_Task requirements_
Exactly as they appear, output all of the records. Skip any images.

_Supplied data_

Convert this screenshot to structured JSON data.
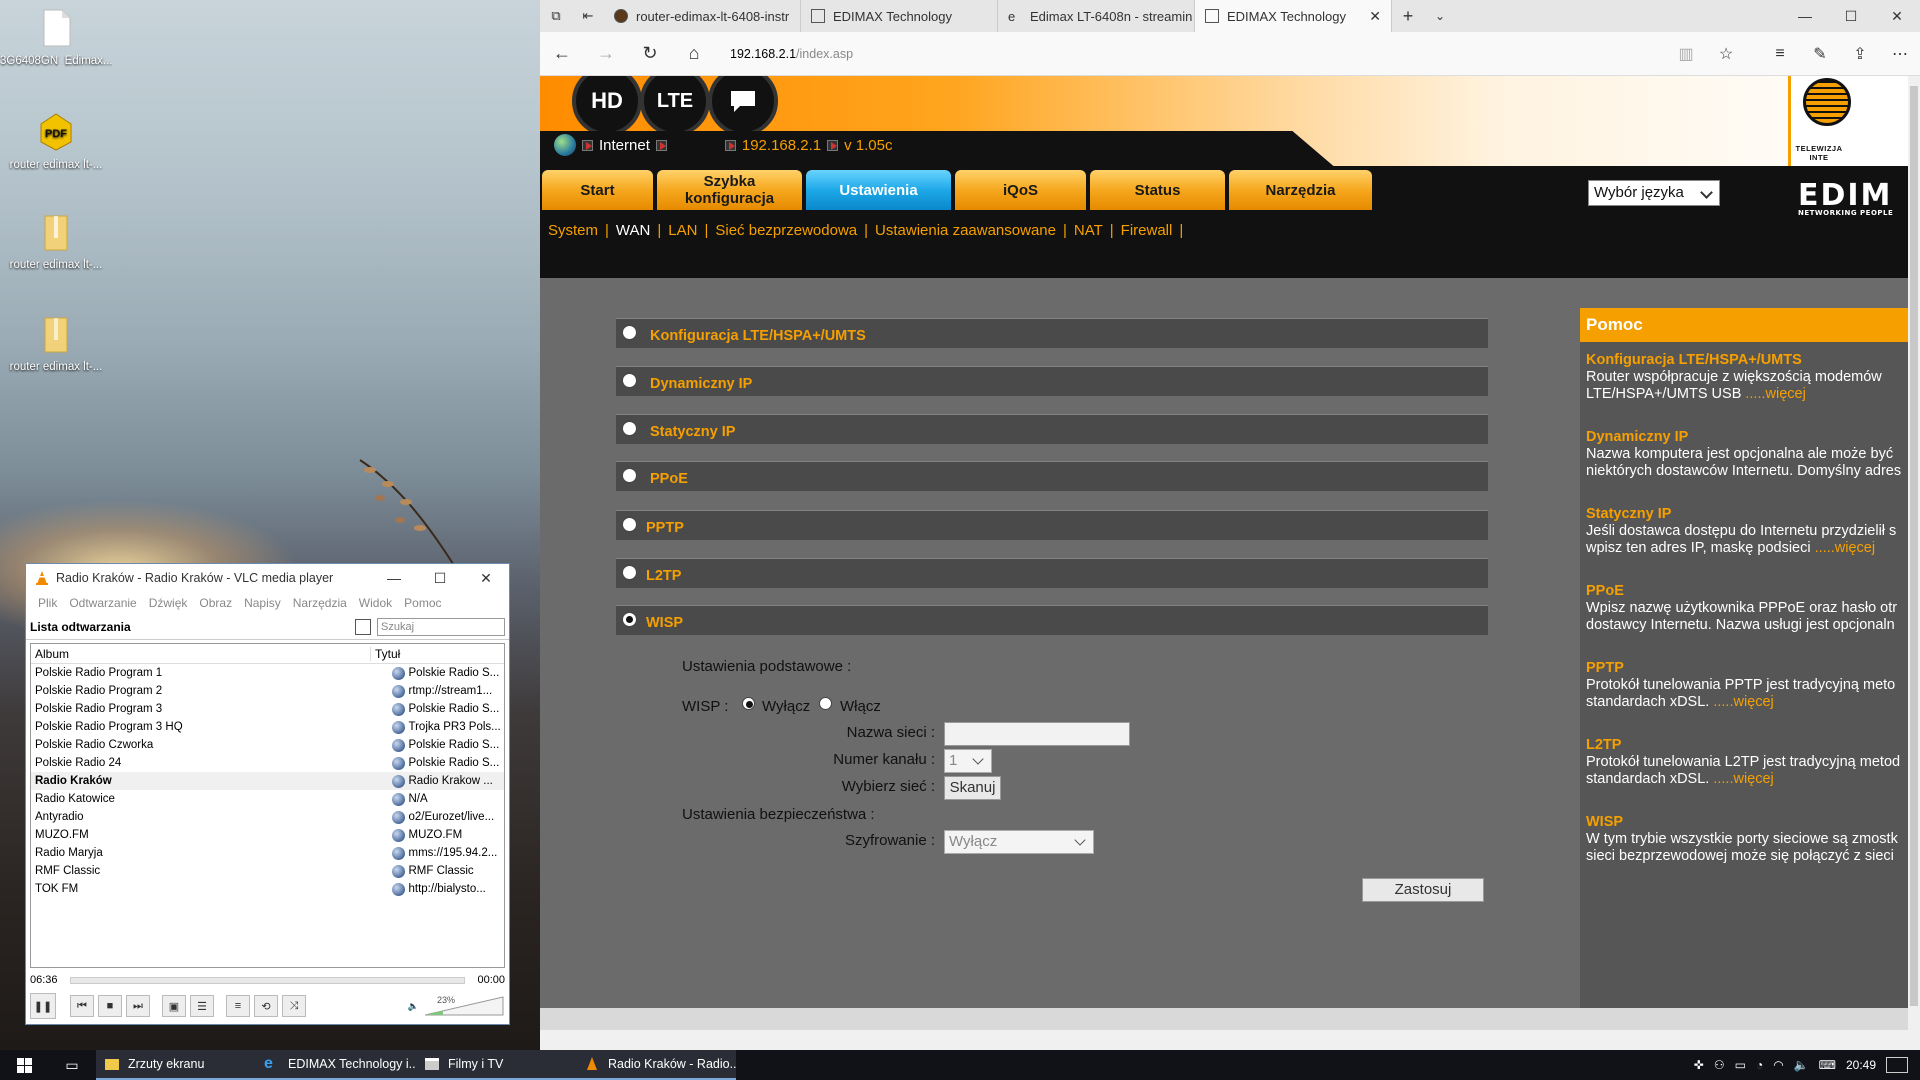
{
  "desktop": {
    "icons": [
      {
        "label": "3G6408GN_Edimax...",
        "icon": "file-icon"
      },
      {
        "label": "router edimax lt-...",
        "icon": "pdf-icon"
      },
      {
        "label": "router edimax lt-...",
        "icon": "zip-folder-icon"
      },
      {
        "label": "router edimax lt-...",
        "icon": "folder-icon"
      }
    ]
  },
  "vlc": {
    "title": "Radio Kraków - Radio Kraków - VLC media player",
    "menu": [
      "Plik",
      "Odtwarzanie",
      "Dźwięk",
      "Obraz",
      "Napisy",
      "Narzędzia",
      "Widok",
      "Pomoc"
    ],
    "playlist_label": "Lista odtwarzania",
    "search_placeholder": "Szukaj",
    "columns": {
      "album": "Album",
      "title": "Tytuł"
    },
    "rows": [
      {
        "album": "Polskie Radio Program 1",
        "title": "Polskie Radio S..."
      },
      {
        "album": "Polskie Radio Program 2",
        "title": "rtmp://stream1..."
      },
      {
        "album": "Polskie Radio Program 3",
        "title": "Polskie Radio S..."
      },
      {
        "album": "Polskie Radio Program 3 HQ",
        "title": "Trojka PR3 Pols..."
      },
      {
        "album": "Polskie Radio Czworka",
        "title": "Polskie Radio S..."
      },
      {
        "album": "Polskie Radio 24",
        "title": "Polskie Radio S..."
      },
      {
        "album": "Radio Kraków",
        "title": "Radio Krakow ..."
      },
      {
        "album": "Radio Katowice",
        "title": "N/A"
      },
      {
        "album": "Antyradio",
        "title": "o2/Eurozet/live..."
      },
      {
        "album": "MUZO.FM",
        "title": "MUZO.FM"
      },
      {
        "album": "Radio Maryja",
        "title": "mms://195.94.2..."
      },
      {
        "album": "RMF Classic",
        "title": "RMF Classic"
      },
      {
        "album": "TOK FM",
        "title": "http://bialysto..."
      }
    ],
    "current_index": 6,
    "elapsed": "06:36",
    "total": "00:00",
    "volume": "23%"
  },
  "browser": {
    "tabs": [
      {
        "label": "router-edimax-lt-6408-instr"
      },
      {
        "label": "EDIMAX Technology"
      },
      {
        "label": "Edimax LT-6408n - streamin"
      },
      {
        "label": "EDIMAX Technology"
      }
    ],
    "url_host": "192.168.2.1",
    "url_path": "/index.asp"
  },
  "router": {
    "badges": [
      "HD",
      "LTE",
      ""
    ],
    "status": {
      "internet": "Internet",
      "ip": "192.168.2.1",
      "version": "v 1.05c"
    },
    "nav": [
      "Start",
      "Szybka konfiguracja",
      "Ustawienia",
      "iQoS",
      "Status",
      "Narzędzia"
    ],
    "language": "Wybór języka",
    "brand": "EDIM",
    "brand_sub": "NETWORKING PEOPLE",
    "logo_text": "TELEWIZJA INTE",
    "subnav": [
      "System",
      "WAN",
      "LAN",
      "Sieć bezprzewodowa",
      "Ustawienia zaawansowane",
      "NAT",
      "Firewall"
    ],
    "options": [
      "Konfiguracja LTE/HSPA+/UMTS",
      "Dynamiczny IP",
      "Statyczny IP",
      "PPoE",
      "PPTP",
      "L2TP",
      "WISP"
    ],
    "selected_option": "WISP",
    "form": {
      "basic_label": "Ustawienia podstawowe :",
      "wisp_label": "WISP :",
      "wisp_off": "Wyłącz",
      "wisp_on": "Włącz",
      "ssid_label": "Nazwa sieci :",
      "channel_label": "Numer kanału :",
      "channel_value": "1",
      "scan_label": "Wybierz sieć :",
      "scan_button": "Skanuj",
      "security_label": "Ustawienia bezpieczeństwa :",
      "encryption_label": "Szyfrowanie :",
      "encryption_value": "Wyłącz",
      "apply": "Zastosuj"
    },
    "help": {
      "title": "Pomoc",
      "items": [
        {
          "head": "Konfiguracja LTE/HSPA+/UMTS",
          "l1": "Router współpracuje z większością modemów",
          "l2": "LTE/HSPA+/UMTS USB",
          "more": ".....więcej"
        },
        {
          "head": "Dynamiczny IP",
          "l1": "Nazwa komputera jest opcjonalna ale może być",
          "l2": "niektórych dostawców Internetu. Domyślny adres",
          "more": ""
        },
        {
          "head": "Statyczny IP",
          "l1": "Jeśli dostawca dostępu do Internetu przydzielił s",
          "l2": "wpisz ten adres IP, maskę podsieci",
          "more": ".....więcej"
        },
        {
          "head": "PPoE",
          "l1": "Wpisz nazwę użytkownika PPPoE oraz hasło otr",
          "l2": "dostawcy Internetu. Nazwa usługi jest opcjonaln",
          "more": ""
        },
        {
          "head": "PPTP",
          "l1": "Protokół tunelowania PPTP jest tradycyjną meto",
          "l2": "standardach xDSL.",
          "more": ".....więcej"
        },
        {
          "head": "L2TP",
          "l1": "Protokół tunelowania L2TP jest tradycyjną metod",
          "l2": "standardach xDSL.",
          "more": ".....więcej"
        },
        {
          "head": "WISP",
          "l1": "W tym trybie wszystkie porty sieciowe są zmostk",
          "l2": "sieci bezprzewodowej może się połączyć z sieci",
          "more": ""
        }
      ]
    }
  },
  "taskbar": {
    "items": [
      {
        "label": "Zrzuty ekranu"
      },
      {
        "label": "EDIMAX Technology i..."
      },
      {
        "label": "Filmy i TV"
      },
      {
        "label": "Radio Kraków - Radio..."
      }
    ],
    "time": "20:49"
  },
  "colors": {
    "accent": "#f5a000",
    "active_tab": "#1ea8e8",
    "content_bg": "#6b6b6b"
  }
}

_Complete response_
Convert this screenshot to structured JSON data.
{
  "desktop": {
    "icons": [
      {
        "label": "3G6408GN_Edimax...",
        "icon": "file-icon"
      },
      {
        "label": "router edimax lt-...",
        "icon": "pdf-icon"
      },
      {
        "label": "router edimax lt-...",
        "icon": "zip-folder-icon"
      },
      {
        "label": "router edimax lt-...",
        "icon": "folder-icon"
      }
    ]
  },
  "vlc": {
    "title": "Radio Kraków - Radio Kraków - VLC media player",
    "menu": [
      "Plik",
      "Odtwarzanie",
      "Dźwięk",
      "Obraz",
      "Napisy",
      "Narzędzia",
      "Widok",
      "Pomoc"
    ],
    "playlist_label": "Lista odtwarzania",
    "search_placeholder": "Szukaj",
    "columns": {
      "album": "Album",
      "title": "Tytuł"
    },
    "rows": [
      {
        "album": "Polskie Radio Program 1",
        "title": "Polskie Radio S..."
      },
      {
        "album": "Polskie Radio Program 2",
        "title": "rtmp://stream1..."
      },
      {
        "album": "Polskie Radio Program 3",
        "title": "Polskie Radio S..."
      },
      {
        "album": "Polskie Radio Program 3 HQ",
        "title": "Trojka PR3 Pols..."
      },
      {
        "album": "Polskie Radio Czworka",
        "title": "Polskie Radio S..."
      },
      {
        "album": "Polskie Radio 24",
        "title": "Polskie Radio S..."
      },
      {
        "album": "Radio Kraków",
        "title": "Radio Krakow ..."
      },
      {
        "album": "Radio Katowice",
        "title": "N/A"
      },
      {
        "album": "Antyradio",
        "title": "o2/Eurozet/live..."
      },
      {
        "album": "MUZO.FM",
        "title": "MUZO.FM"
      },
      {
        "album": "Radio Maryja",
        "title": "mms://195.94.2..."
      },
      {
        "album": "RMF Classic",
        "title": "RMF Classic"
      },
      {
        "album": "TOK FM",
        "title": "http://bialysto..."
      }
    ],
    "current_index": 6,
    "elapsed": "06:36",
    "total": "00:00",
    "volume": "23%"
  },
  "browser": {
    "tabs": [
      {
        "label": "router-edimax-lt-6408-instr"
      },
      {
        "label": "EDIMAX Technology"
      },
      {
        "label": "Edimax LT-6408n - streamin"
      },
      {
        "label": "EDIMAX Technology"
      }
    ],
    "url_host": "192.168.2.1",
    "url_path": "/index.asp"
  },
  "router": {
    "badges": [
      "HD",
      "LTE",
      ""
    ],
    "status": {
      "internet": "Internet",
      "ip": "192.168.2.1",
      "version": "v 1.05c"
    },
    "nav": [
      "Start",
      "Szybka konfiguracja",
      "Ustawienia",
      "iQoS",
      "Status",
      "Narzędzia"
    ],
    "language": "Wybór języka",
    "brand": "EDIM",
    "brand_sub": "NETWORKING PEOPLE",
    "logo_text": "TELEWIZJA INTE",
    "subnav": [
      "System",
      "WAN",
      "LAN",
      "Sieć bezprzewodowa",
      "Ustawienia zaawansowane",
      "NAT",
      "Firewall"
    ],
    "options": [
      "Konfiguracja LTE/HSPA+/UMTS",
      "Dynamiczny IP",
      "Statyczny IP",
      "PPoE",
      "PPTP",
      "L2TP",
      "WISP"
    ],
    "selected_option": "WISP",
    "form": {
      "basic_label": "Ustawienia podstawowe :",
      "wisp_label": "WISP :",
      "wisp_off": "Wyłącz",
      "wisp_on": "Włącz",
      "ssid_label": "Nazwa sieci :",
      "channel_label": "Numer kanału :",
      "channel_value": "1",
      "scan_label": "Wybierz sieć :",
      "scan_button": "Skanuj",
      "security_label": "Ustawienia bezpieczeństwa :",
      "encryption_label": "Szyfrowanie :",
      "encryption_value": "Wyłącz",
      "apply": "Zastosuj"
    },
    "help": {
      "title": "Pomoc",
      "items": [
        {
          "head": "Konfiguracja LTE/HSPA+/UMTS",
          "l1": "Router współpracuje z większością modemów",
          "l2": "LTE/HSPA+/UMTS USB",
          "more": ".....więcej"
        },
        {
          "head": "Dynamiczny IP",
          "l1": "Nazwa komputera jest opcjonalna ale może być",
          "l2": "niektórych dostawców Internetu. Domyślny adres",
          "more": ""
        },
        {
          "head": "Statyczny IP",
          "l1": "Jeśli dostawca dostępu do Internetu przydzielił s",
          "l2": "wpisz ten adres IP, maskę podsieci",
          "more": ".....więcej"
        },
        {
          "head": "PPoE",
          "l1": "Wpisz nazwę użytkownika PPPoE oraz hasło otr",
          "l2": "dostawcy Internetu. Nazwa usługi jest opcjonaln",
          "more": ""
        },
        {
          "head": "PPTP",
          "l1": "Protokół tunelowania PPTP jest tradycyjną meto",
          "l2": "standardach xDSL.",
          "more": ".....więcej"
        },
        {
          "head": "L2TP",
          "l1": "Protokół tunelowania L2TP jest tradycyjną metod",
          "l2": "standardach xDSL.",
          "more": ".....więcej"
        },
        {
          "head": "WISP",
          "l1": "W tym trybie wszystkie porty sieciowe są zmostk",
          "l2": "sieci bezprzewodowej może się połączyć z sieci",
          "more": ""
        }
      ]
    }
  },
  "taskbar": {
    "items": [
      {
        "label": "Zrzuty ekranu"
      },
      {
        "label": "EDIMAX Technology i..."
      },
      {
        "label": "Filmy i TV"
      },
      {
        "label": "Radio Kraków - Radio..."
      }
    ],
    "time": "20:49"
  },
  "colors": {
    "accent": "#f5a000",
    "active_tab": "#1ea8e8",
    "content_bg": "#6b6b6b"
  }
}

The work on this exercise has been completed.